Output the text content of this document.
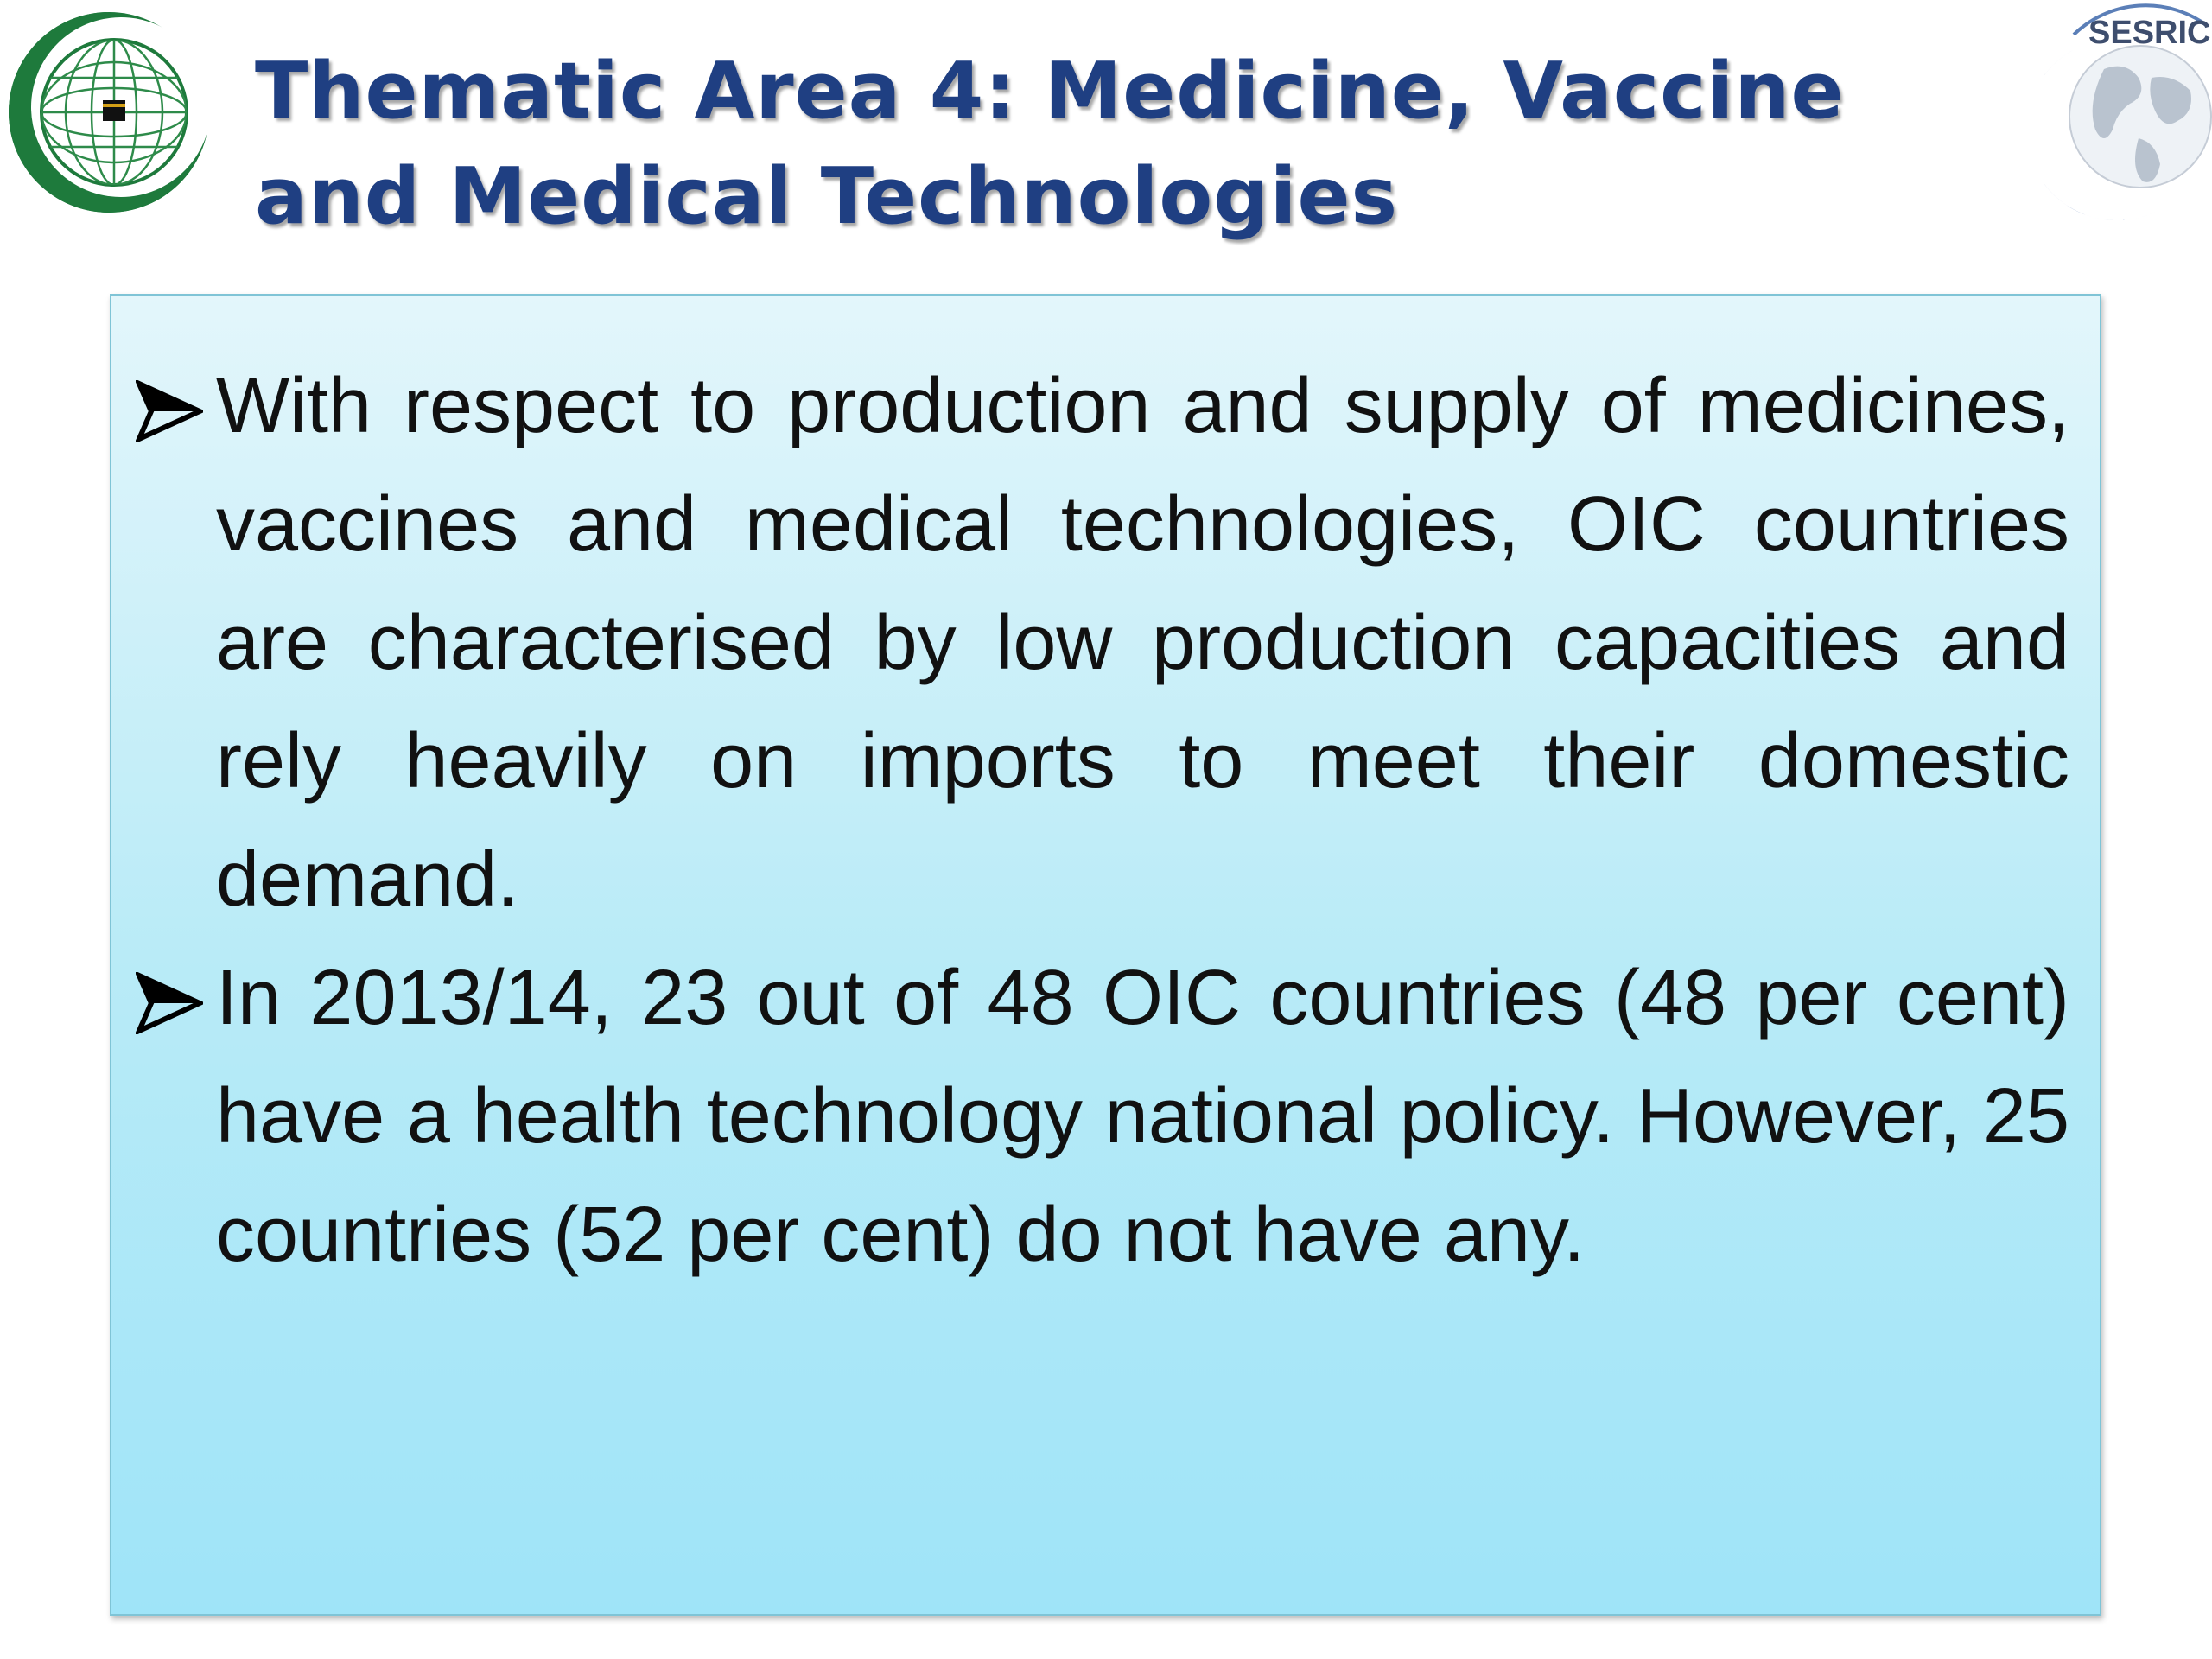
Thematic Area 4: Medicine, Vaccine and Medical Technologies
SESRIC
With respect to production and supply of medicines, vaccines and medical technologies, OIC countries are characterised by low production capacities and rely heavily on imports to meet their domestic demand.
In 2013/14, 23 out of 48 OIC countries (48 per cent) have a health technology national policy. However, 25 countries (52 per cent) do not have any.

+++++

## Goal:
Each record above should be copied character for character, with pictures dropped.

## Completed task:
Output the text content of this document.
Thematic Area 4: Medicine, Vaccine and Medical Technologies
SESRIC
With respect to production and supply of medicines, vaccines and medical technologies, OIC countries are characterised by low production capacities and rely heavily on imports to meet their domestic demand.
In 2013/14, 23 out of 48 OIC countries (48 per cent) have a health technology national policy. However, 25 countries (52 per cent) do not have any.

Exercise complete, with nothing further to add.